### [Your task]
Print every line of the listing exactly, please.

Figure content listings:
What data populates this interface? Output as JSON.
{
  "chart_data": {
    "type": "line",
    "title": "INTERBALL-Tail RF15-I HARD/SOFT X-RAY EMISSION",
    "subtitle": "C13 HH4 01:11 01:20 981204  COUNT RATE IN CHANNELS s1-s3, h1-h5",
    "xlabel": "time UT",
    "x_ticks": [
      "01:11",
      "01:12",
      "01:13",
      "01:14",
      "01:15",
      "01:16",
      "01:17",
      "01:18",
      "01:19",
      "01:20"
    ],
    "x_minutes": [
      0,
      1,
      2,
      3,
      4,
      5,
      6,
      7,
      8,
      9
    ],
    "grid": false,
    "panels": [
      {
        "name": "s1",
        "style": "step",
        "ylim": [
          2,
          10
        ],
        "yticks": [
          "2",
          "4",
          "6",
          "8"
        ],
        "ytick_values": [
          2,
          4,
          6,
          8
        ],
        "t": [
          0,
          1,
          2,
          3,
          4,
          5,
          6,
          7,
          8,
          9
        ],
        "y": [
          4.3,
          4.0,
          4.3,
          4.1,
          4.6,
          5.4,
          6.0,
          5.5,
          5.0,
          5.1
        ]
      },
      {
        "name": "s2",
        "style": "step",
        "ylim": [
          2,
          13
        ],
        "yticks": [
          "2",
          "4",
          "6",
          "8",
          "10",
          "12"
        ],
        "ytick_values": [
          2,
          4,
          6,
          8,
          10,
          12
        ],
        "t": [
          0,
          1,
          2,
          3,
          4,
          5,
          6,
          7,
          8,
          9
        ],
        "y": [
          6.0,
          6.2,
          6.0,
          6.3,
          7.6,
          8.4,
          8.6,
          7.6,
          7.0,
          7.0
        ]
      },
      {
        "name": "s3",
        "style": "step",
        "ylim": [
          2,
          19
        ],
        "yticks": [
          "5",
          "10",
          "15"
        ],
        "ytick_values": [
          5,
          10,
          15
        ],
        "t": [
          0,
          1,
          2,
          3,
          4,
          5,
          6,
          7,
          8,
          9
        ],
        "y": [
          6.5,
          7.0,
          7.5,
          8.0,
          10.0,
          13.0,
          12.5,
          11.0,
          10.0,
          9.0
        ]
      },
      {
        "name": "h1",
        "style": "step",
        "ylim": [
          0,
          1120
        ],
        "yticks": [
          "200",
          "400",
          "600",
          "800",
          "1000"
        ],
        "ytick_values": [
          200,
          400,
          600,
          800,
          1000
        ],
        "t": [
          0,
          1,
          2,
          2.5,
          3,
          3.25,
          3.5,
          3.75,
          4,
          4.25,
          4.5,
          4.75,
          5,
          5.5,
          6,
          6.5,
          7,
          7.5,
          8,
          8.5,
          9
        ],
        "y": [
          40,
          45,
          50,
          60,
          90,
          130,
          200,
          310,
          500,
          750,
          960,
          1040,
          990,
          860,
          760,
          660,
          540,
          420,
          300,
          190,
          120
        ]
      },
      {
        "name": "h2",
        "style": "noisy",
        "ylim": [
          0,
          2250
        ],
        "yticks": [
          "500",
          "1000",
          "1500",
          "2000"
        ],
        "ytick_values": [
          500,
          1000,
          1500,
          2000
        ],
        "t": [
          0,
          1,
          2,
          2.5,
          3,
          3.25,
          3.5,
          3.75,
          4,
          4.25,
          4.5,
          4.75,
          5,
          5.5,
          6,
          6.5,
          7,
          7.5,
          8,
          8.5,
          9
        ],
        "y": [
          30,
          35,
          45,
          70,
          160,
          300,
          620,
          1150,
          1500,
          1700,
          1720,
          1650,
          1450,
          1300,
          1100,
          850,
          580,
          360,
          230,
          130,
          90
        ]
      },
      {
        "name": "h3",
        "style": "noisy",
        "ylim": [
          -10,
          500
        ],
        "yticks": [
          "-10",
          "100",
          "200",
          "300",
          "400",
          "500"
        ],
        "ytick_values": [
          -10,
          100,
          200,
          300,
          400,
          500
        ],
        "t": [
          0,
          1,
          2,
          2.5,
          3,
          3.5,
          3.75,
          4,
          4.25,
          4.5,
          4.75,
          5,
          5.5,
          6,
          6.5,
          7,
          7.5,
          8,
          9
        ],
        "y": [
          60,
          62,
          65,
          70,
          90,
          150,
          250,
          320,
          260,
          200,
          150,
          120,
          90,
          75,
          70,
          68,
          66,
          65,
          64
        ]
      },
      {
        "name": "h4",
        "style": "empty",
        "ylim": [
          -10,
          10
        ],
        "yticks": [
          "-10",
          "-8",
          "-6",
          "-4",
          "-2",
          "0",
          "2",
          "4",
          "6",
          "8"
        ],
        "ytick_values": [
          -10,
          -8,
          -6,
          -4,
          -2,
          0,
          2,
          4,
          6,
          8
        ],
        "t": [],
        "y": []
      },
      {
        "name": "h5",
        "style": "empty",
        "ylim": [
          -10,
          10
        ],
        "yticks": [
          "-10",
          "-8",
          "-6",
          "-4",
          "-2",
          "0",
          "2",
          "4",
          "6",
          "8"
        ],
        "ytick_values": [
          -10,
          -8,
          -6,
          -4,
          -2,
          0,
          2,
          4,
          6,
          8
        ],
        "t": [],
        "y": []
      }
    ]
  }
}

### [Exercise solution]
What data populates this interface? Output as JSON.
{
  "chart_data": {
    "type": "line",
    "title": "INTERBALL-Tail RF15-I HARD/SOFT X-RAY EMISSION",
    "subtitle": "C13 HH4 01:11 01:20 981204  COUNT RATE IN CHANNELS s1-s3, h1-h5",
    "xlabel": "time UT",
    "x_ticks": [
      "01:11",
      "01:12",
      "01:13",
      "01:14",
      "01:15",
      "01:16",
      "01:17",
      "01:18",
      "01:19",
      "01:20"
    ],
    "x_minutes": [
      0,
      1,
      2,
      3,
      4,
      5,
      6,
      7,
      8,
      9
    ],
    "grid": false,
    "panels": [
      {
        "name": "s1",
        "style": "step",
        "ylim": [
          2,
          10
        ],
        "yticks": [
          "2",
          "4",
          "6",
          "8"
        ],
        "ytick_values": [
          2,
          4,
          6,
          8
        ],
        "t": [
          0,
          1,
          2,
          3,
          4,
          5,
          6,
          7,
          8,
          9
        ],
        "y": [
          4.3,
          4.0,
          4.3,
          4.1,
          4.6,
          5.4,
          6.0,
          5.5,
          5.0,
          5.1
        ]
      },
      {
        "name": "s2",
        "style": "step",
        "ylim": [
          2,
          13
        ],
        "yticks": [
          "2",
          "4",
          "6",
          "8",
          "10",
          "12"
        ],
        "ytick_values": [
          2,
          4,
          6,
          8,
          10,
          12
        ],
        "t": [
          0,
          1,
          2,
          3,
          4,
          5,
          6,
          7,
          8,
          9
        ],
        "y": [
          6.0,
          6.2,
          6.0,
          6.3,
          7.6,
          8.4,
          8.6,
          7.6,
          7.0,
          7.0
        ]
      },
      {
        "name": "s3",
        "style": "step",
        "ylim": [
          2,
          19
        ],
        "yticks": [
          "5",
          "10",
          "15"
        ],
        "ytick_values": [
          5,
          10,
          15
        ],
        "t": [
          0,
          1,
          2,
          3,
          4,
          5,
          6,
          7,
          8,
          9
        ],
        "y": [
          6.5,
          7.0,
          7.5,
          8.0,
          10.0,
          13.0,
          12.5,
          11.0,
          10.0,
          9.0
        ]
      },
      {
        "name": "h1",
        "style": "step",
        "ylim": [
          0,
          1120
        ],
        "yticks": [
          "200",
          "400",
          "600",
          "800",
          "1000"
        ],
        "ytick_values": [
          200,
          400,
          600,
          800,
          1000
        ],
        "t": [
          0,
          1,
          2,
          2.5,
          3,
          3.25,
          3.5,
          3.75,
          4,
          4.25,
          4.5,
          4.75,
          5,
          5.5,
          6,
          6.5,
          7,
          7.5,
          8,
          8.5,
          9
        ],
        "y": [
          40,
          45,
          50,
          60,
          90,
          130,
          200,
          310,
          500,
          750,
          960,
          1040,
          990,
          860,
          760,
          660,
          540,
          420,
          300,
          190,
          120
        ]
      },
      {
        "name": "h2",
        "style": "noisy",
        "ylim": [
          0,
          2250
        ],
        "yticks": [
          "500",
          "1000",
          "1500",
          "2000"
        ],
        "ytick_values": [
          500,
          1000,
          1500,
          2000
        ],
        "t": [
          0,
          1,
          2,
          2.5,
          3,
          3.25,
          3.5,
          3.75,
          4,
          4.25,
          4.5,
          4.75,
          5,
          5.5,
          6,
          6.5,
          7,
          7.5,
          8,
          8.5,
          9
        ],
        "y": [
          30,
          35,
          45,
          70,
          160,
          300,
          620,
          1150,
          1500,
          1700,
          1720,
          1650,
          1450,
          1300,
          1100,
          850,
          580,
          360,
          230,
          130,
          90
        ]
      },
      {
        "name": "h3",
        "style": "noisy",
        "ylim": [
          -10,
          500
        ],
        "yticks": [
          "-10",
          "100",
          "200",
          "300",
          "400",
          "500"
        ],
        "ytick_values": [
          -10,
          100,
          200,
          300,
          400,
          500
        ],
        "t": [
          0,
          1,
          2,
          2.5,
          3,
          3.5,
          3.75,
          4,
          4.25,
          4.5,
          4.75,
          5,
          5.5,
          6,
          6.5,
          7,
          7.5,
          8,
          9
        ],
        "y": [
          60,
          62,
          65,
          70,
          90,
          150,
          250,
          320,
          260,
          200,
          150,
          120,
          90,
          75,
          70,
          68,
          66,
          65,
          64
        ]
      },
      {
        "name": "h4",
        "style": "empty",
        "ylim": [
          -10,
          10
        ],
        "yticks": [
          "-10",
          "-8",
          "-6",
          "-4",
          "-2",
          "0",
          "2",
          "4",
          "6",
          "8"
        ],
        "ytick_values": [
          -10,
          -8,
          -6,
          -4,
          -2,
          0,
          2,
          4,
          6,
          8
        ],
        "t": [],
        "y": []
      },
      {
        "name": "h5",
        "style": "empty",
        "ylim": [
          -10,
          10
        ],
        "yticks": [
          "-10",
          "-8",
          "-6",
          "-4",
          "-2",
          "0",
          "2",
          "4",
          "6",
          "8"
        ],
        "ytick_values": [
          -10,
          -8,
          -6,
          -4,
          -2,
          0,
          2,
          4,
          6,
          8
        ],
        "t": [],
        "y": []
      }
    ]
  }
}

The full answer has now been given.